> [RECORDED DATA]
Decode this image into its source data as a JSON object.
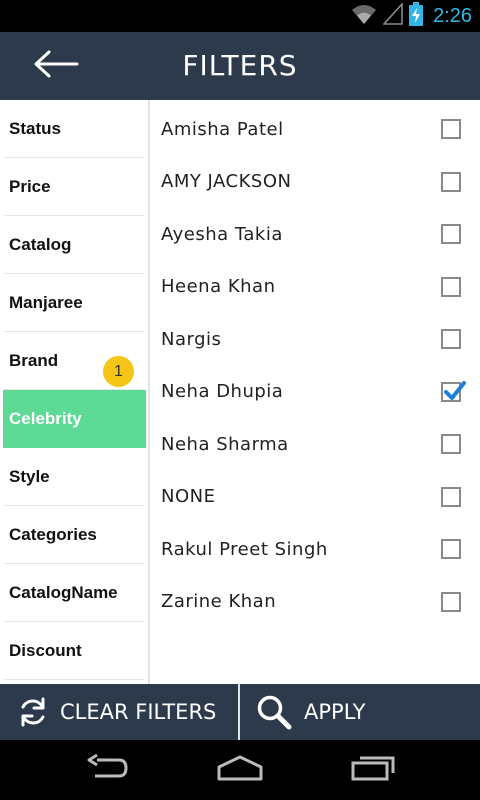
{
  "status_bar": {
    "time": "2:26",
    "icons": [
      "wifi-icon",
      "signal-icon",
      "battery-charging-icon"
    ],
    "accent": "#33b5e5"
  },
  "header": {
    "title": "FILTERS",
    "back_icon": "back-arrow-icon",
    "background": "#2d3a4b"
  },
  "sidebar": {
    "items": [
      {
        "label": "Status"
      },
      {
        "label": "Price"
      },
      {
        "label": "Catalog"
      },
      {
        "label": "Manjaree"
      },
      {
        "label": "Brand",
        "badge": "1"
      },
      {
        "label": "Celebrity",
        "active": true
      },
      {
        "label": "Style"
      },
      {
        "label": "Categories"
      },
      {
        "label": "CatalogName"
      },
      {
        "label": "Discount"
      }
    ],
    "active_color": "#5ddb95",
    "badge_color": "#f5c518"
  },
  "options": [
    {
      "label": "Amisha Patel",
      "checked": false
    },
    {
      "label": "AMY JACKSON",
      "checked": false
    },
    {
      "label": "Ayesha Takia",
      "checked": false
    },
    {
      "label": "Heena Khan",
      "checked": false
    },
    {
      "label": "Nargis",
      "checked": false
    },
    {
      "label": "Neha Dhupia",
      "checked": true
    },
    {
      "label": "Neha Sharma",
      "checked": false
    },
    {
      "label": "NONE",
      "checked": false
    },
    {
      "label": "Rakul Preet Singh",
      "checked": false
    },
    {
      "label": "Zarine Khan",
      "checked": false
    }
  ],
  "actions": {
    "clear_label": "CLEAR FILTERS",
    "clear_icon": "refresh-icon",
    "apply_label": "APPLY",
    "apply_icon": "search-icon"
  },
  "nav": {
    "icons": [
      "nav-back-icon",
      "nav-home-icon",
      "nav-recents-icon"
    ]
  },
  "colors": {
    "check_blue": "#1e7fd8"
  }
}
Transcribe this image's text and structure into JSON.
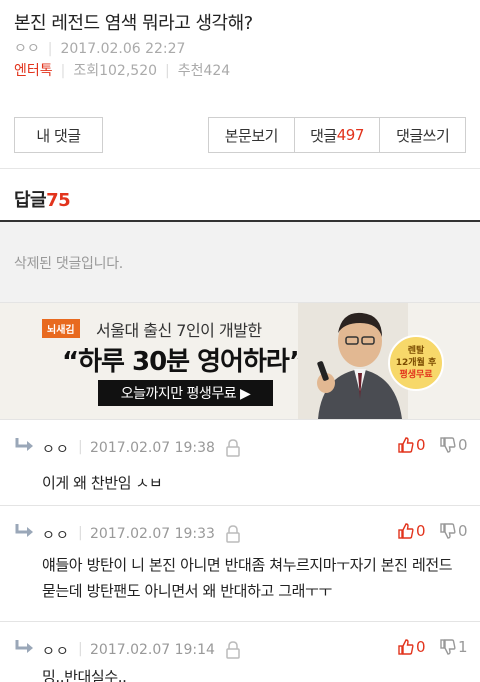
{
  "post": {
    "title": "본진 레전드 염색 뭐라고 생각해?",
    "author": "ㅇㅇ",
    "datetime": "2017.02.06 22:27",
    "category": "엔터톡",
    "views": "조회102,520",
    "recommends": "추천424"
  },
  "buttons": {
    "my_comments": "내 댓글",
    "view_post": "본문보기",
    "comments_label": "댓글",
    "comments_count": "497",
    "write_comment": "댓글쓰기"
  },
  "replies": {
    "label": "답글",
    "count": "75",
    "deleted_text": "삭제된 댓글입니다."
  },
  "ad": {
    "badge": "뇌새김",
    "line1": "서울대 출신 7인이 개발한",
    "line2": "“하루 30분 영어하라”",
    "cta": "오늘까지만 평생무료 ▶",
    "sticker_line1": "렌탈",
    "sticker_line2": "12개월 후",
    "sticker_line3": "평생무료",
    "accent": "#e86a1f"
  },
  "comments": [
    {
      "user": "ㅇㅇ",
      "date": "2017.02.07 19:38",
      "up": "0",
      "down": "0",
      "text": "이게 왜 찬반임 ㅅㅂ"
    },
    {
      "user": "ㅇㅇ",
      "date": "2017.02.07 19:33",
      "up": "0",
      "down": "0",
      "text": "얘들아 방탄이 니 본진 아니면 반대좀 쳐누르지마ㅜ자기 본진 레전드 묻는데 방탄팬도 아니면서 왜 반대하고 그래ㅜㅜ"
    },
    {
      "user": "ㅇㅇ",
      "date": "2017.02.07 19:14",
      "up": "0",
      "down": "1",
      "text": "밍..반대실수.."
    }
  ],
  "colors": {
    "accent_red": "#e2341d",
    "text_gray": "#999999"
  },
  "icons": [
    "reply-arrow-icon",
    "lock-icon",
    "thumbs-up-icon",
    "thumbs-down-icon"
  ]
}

> [EXERCISE GOAL]
Every record above must be given again exactly; drop the pictures.

> [IN RESPONSE]
Decode this image into its source data as a JSON object.
{
  "status_bar": {
    "time": "2:26",
    "icons": [
      "wifi-icon",
      "signal-icon",
      "battery-charging-icon"
    ],
    "accent": "#33b5e5"
  },
  "header": {
    "title": "FILTERS",
    "back_icon": "back-arrow-icon",
    "background": "#2d3a4b"
  },
  "sidebar": {
    "items": [
      {
        "label": "Status"
      },
      {
        "label": "Price"
      },
      {
        "label": "Catalog"
      },
      {
        "label": "Manjaree"
      },
      {
        "label": "Brand",
        "badge": "1"
      },
      {
        "label": "Celebrity",
        "active": true
      },
      {
        "label": "Style"
      },
      {
        "label": "Categories"
      },
      {
        "label": "CatalogName"
      },
      {
        "label": "Discount"
      }
    ],
    "active_color": "#5ddb95",
    "badge_color": "#f5c518"
  },
  "options": [
    {
      "label": "Amisha Patel",
      "checked": false
    },
    {
      "label": "AMY JACKSON",
      "checked": false
    },
    {
      "label": "Ayesha Takia",
      "checked": false
    },
    {
      "label": "Heena Khan",
      "checked": false
    },
    {
      "label": "Nargis",
      "checked": false
    },
    {
      "label": "Neha Dhupia",
      "checked": true
    },
    {
      "label": "Neha Sharma",
      "checked": false
    },
    {
      "label": "NONE",
      "checked": false
    },
    {
      "label": "Rakul Preet Singh",
      "checked": false
    },
    {
      "label": "Zarine Khan",
      "checked": false
    }
  ],
  "actions": {
    "clear_label": "CLEAR FILTERS",
    "clear_icon": "refresh-icon",
    "apply_label": "APPLY",
    "apply_icon": "search-icon"
  },
  "nav": {
    "icons": [
      "nav-back-icon",
      "nav-home-icon",
      "nav-recents-icon"
    ]
  },
  "colors": {
    "check_blue": "#1e7fd8"
  }
}
Transcribe this image's text and structure into JSON.
{
  "post": {
    "title": "본진 레전드 염색 뭐라고 생각해?",
    "author": "ㅇㅇ",
    "datetime": "2017.02.06 22:27",
    "category": "엔터톡",
    "views": "조회102,520",
    "recommends": "추천424"
  },
  "buttons": {
    "my_comments": "내 댓글",
    "view_post": "본문보기",
    "comments_label": "댓글",
    "comments_count": "497",
    "write_comment": "댓글쓰기"
  },
  "replies": {
    "label": "답글",
    "count": "75",
    "deleted_text": "삭제된 댓글입니다."
  },
  "ad": {
    "badge": "뇌새김",
    "line1": "서울대 출신 7인이 개발한",
    "line2": "“하루 30분 영어하라”",
    "cta": "오늘까지만 평생무료 ▶",
    "sticker_line1": "렌탈",
    "sticker_line2": "12개월 후",
    "sticker_line3": "평생무료",
    "accent": "#e86a1f"
  },
  "comments": [
    {
      "user": "ㅇㅇ",
      "date": "2017.02.07 19:38",
      "up": "0",
      "down": "0",
      "text": "이게 왜 찬반임 ㅅㅂ"
    },
    {
      "user": "ㅇㅇ",
      "date": "2017.02.07 19:33",
      "up": "0",
      "down": "0",
      "text": "얘들아 방탄이 니 본진 아니면 반대좀 쳐누르지마ㅜ자기 본진 레전드 묻는데 방탄팬도 아니면서 왜 반대하고 그래ㅜㅜ"
    },
    {
      "user": "ㅇㅇ",
      "date": "2017.02.07 19:14",
      "up": "0",
      "down": "1",
      "text": "밍..반대실수.."
    }
  ],
  "colors": {
    "accent_red": "#e2341d",
    "text_gray": "#999999"
  },
  "icons": [
    "reply-arrow-icon",
    "lock-icon",
    "thumbs-up-icon",
    "thumbs-down-icon"
  ]
}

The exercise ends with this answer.